- **Exercise**
Show each line that has the string "JSON" in it.

- **Material for the task**

-----

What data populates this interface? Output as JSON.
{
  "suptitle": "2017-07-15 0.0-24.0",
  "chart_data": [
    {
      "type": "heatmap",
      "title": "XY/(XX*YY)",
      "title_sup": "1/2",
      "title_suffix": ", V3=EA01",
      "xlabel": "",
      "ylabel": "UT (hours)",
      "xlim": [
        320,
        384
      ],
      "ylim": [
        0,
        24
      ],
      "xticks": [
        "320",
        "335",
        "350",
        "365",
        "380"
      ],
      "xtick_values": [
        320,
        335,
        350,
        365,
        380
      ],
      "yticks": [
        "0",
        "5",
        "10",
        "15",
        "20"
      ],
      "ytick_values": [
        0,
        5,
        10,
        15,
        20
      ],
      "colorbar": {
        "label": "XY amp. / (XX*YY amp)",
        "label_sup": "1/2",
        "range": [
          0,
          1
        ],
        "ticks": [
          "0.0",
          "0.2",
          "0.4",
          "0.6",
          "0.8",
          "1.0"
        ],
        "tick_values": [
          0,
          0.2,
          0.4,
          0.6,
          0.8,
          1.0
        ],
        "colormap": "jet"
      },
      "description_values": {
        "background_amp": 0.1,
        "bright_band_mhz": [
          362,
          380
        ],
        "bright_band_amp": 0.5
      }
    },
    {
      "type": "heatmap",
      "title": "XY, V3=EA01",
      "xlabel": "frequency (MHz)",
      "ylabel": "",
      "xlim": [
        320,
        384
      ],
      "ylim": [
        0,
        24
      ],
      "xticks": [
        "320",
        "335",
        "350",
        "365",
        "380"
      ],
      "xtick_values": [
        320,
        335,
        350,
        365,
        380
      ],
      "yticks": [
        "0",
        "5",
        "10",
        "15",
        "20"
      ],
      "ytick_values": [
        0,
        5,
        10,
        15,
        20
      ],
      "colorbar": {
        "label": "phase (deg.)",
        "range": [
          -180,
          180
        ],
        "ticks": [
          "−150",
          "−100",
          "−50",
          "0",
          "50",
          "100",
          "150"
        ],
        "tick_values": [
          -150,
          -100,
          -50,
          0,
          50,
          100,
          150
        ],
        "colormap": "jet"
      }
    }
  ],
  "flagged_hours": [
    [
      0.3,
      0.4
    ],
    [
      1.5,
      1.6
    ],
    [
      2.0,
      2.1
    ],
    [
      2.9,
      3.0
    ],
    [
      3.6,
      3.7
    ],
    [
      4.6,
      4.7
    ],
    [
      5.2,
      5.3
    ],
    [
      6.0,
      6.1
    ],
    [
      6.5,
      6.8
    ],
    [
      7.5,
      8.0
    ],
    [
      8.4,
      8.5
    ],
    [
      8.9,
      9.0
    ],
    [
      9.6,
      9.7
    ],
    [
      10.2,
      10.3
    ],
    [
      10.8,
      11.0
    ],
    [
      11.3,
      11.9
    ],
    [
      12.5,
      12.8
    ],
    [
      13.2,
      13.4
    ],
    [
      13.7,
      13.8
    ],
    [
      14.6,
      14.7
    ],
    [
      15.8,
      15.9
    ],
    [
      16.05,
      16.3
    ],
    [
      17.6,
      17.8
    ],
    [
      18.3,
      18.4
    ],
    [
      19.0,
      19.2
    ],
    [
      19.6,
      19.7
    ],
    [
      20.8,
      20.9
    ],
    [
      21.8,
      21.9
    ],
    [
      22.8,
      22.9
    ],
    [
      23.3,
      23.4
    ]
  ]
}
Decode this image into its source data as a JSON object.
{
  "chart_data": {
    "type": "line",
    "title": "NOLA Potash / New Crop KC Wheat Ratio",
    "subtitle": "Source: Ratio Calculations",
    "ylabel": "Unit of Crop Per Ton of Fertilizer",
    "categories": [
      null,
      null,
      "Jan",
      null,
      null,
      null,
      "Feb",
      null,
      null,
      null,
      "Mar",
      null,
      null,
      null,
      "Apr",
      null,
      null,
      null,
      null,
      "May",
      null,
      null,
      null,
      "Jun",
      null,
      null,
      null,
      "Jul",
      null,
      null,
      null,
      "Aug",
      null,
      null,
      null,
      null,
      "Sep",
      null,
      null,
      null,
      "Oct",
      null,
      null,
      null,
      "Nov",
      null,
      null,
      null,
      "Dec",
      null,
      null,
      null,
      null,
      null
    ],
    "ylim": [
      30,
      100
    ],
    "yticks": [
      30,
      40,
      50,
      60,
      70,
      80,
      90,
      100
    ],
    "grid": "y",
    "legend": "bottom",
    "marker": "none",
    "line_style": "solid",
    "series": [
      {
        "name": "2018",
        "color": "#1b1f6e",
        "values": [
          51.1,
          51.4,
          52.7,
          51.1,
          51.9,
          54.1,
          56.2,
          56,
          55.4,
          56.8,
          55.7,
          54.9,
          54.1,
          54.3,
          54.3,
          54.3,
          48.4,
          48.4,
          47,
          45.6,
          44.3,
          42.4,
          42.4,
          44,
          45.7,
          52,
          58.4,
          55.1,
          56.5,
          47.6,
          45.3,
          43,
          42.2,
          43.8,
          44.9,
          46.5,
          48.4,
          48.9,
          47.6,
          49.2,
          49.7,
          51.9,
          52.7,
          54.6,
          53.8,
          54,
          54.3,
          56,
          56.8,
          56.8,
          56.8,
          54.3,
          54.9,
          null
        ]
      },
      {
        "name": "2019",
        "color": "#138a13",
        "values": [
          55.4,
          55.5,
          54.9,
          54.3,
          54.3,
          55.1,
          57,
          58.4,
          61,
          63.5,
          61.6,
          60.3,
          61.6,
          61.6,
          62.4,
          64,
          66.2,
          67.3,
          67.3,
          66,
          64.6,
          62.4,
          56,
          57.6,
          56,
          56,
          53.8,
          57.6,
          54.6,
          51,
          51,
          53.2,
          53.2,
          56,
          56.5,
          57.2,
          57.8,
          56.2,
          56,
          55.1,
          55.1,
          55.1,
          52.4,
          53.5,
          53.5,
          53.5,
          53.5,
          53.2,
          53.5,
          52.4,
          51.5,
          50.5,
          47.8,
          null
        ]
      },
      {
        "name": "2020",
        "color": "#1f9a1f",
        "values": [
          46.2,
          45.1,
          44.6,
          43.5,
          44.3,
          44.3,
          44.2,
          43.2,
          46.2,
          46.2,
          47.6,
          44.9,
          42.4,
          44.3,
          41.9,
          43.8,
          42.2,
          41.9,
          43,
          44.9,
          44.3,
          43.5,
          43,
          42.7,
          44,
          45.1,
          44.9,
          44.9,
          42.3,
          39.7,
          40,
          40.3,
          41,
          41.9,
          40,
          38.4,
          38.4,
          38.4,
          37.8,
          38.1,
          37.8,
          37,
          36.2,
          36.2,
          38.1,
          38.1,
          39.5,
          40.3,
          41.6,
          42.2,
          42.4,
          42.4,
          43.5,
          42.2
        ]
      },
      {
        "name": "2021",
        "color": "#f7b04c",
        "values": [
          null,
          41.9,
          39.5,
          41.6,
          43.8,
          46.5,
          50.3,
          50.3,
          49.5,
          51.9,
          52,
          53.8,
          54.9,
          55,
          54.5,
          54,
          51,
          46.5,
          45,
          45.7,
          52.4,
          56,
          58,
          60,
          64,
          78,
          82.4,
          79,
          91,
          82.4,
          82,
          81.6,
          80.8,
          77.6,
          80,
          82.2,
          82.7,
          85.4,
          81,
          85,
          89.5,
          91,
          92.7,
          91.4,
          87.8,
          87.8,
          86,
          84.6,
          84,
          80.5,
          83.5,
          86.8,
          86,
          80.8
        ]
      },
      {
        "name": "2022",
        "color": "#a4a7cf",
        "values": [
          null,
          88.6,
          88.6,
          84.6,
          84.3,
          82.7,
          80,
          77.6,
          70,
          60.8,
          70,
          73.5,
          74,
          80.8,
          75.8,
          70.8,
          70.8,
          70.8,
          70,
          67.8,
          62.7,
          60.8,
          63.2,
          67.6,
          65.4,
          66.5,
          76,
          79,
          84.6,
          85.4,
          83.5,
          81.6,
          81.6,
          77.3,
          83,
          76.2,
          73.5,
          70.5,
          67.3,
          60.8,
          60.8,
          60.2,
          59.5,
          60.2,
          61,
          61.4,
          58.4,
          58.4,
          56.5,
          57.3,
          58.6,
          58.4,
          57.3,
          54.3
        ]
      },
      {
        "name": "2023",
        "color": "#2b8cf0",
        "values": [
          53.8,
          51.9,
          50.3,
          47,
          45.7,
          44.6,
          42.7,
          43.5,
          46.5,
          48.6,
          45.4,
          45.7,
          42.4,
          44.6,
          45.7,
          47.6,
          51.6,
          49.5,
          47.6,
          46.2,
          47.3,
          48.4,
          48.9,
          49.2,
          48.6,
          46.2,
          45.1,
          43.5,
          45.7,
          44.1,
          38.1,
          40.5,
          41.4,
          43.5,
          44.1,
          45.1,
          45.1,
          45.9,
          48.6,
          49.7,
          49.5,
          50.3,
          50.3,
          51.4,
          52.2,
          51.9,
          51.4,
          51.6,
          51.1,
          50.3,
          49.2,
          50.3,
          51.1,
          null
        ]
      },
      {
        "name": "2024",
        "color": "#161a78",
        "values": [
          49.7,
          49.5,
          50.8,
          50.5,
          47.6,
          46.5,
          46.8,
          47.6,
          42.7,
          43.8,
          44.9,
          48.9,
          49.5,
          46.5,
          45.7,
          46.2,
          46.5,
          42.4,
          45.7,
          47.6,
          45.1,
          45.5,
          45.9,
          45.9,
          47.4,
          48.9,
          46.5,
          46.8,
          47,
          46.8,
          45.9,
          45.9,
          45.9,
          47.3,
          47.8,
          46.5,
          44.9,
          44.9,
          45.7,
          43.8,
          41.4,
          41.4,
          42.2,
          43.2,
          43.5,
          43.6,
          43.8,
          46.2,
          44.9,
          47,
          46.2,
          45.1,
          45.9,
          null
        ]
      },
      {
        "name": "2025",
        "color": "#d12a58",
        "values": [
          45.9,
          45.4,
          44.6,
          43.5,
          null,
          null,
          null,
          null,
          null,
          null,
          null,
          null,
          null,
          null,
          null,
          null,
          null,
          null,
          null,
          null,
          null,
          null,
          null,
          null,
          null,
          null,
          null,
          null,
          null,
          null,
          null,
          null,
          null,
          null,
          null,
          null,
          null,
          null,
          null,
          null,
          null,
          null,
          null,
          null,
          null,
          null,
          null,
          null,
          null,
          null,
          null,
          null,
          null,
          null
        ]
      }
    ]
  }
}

-----

- **Result of this exercise**
What data populates this interface? Output as JSON.
Decode this image into its source data as a JSON object.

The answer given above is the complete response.